READING TEXT:

The Basic Mechanics: Your First C Function Call

Let’s start with the “Hello, World” of CGo: calling a simple C function. Here’s how you wrap a call to C’s puts (or printf—but let’s not get ahead of ourselves).

package main

/*
#include <stdio.h>
*/
import "C"

func main() {
    // We're calling C.puts, not Go's fmt.Println.
    // The C string is converted from a Go string automatically.
    C.puts(C.CString("Hello from the C world!"))
}

Run that. It works! But I just committed a cardinal sin. Did you spot it? We allocated a C string using C.CString and then promptly leaked it like a sieve. C.CString uses malloc to allocate memory on the C heap. The Go garbage collector, brilliant as it is, doesn’t know about that memory. It will never free it. This is Pitfall #1, and it’s the easiest way to introduce memory leaks into your application.

Doing It Right: Memory Management is Your Job

The correct way is to immediately defer the freeing of that memory. You must manage C-allocated memory explicitly. There’s no way around it.

package main

/*
#include <stdio.h>
#include <stdlib.h> // This is needed for free()
*/
import "C"
import "unsafe"

func main() {
    cs := C.CString("This one won't leak!")
    defer C.free(unsafe.Pointer(cs)) // Defer the call to C's free()
    C.puts(cs)
}

Notice the unsafe.Pointer. That’s your signal that you’re leaving the safety of Go’s world. You’re telling the compiler, “I, the programmer, take full responsibility for this.” It’s the equivalent of a giant “HERE BE DRAGONS” sign on a map. Use it with extreme prejudice.

Passing Data Back and Forth: It’s All C Types Now

When you cross the boundary, you’re dealing with C types, not Go types. C.int, C.double, C.char, etc. You must convert between Go and C types explicitly. This is often verbose and always tedious, but it’s crucial for clarity.

Let’s say you have a C function you want to call:

// In your preamble:
int add(int a, int b) {
    return a + b;
}

Your Go code to call it would look like this:

package main

/*
int add(int a, int b) {
    return a + b;
}
*/
import "C"

PROBLEM STATEMENT:
Reproduce word for word the part of the CGo passage that opens with the words containing "When you cross" and closes with "crucial for clarity.".

INFORMATION GIVEN:
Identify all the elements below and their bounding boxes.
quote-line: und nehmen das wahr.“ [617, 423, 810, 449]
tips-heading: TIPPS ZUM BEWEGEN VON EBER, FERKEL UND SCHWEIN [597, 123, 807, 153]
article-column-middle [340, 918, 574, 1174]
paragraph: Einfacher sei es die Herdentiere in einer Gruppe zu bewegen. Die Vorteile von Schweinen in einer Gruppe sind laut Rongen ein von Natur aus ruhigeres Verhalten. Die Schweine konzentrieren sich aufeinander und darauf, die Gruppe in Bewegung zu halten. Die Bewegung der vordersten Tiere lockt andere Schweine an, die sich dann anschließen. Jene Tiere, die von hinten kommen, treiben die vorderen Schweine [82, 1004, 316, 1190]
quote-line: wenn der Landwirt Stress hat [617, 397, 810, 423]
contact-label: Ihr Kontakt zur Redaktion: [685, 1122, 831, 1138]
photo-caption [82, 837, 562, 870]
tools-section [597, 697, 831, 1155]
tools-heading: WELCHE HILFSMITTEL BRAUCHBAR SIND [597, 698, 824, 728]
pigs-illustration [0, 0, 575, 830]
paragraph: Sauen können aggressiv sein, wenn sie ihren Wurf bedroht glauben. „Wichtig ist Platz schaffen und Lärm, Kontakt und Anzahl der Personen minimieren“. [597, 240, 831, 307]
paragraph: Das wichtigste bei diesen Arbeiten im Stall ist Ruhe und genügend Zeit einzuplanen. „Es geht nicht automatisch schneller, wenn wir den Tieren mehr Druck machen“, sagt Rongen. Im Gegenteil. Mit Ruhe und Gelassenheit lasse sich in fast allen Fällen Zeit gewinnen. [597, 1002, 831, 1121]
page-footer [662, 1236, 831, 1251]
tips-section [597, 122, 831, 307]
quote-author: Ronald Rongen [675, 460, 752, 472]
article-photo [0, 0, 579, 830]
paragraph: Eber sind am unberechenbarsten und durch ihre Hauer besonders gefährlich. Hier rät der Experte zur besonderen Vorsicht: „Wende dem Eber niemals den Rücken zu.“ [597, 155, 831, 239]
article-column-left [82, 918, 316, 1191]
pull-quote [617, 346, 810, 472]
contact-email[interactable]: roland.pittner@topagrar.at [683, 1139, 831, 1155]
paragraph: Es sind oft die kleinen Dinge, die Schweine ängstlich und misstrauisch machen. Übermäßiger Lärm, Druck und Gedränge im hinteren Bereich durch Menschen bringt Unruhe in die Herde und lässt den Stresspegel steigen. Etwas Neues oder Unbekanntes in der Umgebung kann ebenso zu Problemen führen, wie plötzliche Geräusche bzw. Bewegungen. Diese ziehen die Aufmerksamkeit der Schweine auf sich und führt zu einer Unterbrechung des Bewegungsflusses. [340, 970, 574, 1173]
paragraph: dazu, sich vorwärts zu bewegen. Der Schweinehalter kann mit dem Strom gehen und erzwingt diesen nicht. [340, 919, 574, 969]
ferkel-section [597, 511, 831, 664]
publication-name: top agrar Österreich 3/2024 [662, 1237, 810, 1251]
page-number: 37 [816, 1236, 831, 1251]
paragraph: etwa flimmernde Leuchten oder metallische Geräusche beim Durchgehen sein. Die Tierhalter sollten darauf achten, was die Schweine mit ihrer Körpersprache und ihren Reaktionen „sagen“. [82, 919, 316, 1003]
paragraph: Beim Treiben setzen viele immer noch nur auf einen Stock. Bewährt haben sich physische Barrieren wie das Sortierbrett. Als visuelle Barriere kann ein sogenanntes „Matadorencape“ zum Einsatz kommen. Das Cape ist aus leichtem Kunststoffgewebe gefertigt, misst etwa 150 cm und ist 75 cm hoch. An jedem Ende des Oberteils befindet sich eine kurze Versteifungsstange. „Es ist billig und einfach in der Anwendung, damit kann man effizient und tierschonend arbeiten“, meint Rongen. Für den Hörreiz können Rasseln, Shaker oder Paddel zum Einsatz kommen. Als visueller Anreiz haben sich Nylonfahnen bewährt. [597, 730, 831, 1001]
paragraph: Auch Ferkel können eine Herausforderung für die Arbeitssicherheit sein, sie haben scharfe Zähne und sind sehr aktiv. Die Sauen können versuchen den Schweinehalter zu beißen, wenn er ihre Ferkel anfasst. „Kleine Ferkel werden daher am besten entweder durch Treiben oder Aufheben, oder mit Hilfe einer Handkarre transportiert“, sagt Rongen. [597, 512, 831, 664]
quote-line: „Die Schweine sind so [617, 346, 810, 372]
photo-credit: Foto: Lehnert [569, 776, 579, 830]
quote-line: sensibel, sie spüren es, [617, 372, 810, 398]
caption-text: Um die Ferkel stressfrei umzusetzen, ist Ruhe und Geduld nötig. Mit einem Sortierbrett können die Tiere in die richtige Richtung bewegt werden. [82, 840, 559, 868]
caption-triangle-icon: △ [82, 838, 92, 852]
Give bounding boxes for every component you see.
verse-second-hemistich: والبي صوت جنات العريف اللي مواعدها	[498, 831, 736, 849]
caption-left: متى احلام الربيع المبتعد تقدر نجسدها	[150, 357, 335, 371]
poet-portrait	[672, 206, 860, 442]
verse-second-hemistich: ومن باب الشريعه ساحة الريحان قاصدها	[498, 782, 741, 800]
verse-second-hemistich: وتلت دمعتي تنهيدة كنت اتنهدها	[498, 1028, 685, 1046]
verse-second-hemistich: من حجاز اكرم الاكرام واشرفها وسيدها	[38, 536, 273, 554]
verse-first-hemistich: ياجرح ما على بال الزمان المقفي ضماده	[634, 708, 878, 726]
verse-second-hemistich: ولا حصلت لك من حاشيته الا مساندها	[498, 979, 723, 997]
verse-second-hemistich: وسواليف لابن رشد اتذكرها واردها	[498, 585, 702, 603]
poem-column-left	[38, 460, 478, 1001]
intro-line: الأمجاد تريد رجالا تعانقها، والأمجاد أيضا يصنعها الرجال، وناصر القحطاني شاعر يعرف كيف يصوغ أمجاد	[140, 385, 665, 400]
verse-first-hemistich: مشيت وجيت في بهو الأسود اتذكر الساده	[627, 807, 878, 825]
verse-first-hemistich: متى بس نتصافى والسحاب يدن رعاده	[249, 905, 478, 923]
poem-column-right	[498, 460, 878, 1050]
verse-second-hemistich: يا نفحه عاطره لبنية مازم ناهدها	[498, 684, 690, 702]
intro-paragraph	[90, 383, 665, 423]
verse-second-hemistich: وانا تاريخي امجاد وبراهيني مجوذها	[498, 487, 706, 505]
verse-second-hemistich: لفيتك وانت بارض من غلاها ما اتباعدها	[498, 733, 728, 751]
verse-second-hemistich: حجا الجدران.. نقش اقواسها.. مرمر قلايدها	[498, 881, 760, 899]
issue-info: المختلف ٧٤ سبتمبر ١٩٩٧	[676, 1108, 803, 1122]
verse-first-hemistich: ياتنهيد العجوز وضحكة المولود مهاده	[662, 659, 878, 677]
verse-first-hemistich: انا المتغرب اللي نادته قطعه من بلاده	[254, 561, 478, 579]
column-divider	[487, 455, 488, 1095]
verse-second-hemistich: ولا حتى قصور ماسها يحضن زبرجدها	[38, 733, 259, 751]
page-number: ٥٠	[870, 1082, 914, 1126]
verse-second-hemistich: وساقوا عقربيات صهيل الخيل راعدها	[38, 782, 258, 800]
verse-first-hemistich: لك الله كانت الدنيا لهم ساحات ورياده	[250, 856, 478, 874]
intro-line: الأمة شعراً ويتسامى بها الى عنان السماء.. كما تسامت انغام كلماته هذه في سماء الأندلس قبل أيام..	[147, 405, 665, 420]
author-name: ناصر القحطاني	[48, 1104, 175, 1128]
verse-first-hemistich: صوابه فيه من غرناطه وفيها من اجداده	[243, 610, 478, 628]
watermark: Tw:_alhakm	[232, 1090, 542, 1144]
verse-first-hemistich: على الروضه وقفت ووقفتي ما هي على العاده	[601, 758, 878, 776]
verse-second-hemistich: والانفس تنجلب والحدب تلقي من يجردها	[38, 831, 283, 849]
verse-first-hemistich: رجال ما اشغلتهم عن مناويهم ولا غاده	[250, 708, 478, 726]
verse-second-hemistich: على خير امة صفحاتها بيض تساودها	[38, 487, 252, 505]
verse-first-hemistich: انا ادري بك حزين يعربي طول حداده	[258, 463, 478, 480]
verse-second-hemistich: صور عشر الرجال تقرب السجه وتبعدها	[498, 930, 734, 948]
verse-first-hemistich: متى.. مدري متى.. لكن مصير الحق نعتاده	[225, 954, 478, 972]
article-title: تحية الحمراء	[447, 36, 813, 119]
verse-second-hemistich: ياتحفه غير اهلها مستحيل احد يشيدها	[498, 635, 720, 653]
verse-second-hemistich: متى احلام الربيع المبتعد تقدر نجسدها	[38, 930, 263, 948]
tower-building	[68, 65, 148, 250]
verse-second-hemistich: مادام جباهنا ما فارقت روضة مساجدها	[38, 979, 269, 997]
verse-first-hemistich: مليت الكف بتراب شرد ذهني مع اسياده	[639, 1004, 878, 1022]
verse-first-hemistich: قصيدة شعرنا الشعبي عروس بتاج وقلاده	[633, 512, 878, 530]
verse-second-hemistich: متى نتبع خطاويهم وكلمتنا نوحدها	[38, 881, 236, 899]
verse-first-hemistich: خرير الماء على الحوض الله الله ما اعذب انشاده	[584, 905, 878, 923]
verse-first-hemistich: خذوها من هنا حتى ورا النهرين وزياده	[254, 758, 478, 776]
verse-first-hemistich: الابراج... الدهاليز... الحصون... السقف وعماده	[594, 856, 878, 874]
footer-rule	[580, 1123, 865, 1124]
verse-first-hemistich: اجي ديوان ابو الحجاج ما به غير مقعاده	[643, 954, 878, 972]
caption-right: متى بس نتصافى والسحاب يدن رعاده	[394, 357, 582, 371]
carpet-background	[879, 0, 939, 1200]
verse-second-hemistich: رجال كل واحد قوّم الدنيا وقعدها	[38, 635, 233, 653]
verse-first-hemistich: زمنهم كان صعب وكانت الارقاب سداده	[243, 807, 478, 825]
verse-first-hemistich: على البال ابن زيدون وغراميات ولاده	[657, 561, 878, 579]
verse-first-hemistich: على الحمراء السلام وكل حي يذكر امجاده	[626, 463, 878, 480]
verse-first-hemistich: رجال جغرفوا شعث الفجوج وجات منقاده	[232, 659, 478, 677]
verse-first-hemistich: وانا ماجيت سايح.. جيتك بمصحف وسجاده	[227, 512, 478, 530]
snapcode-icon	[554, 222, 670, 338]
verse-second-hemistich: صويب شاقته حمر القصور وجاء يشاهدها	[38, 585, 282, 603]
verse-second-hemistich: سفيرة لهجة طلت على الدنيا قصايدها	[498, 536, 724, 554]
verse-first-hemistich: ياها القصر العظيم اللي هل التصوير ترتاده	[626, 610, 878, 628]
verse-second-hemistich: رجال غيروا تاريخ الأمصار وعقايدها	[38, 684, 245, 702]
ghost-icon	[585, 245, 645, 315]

ANSWER:
When you cross the boundary, you’re dealing with C types, not Go types. C.int, C.double, C.char, etc. You must convert between Go and C types explicitly. This is often verbose and always tedious, but it’s crucial for clarity.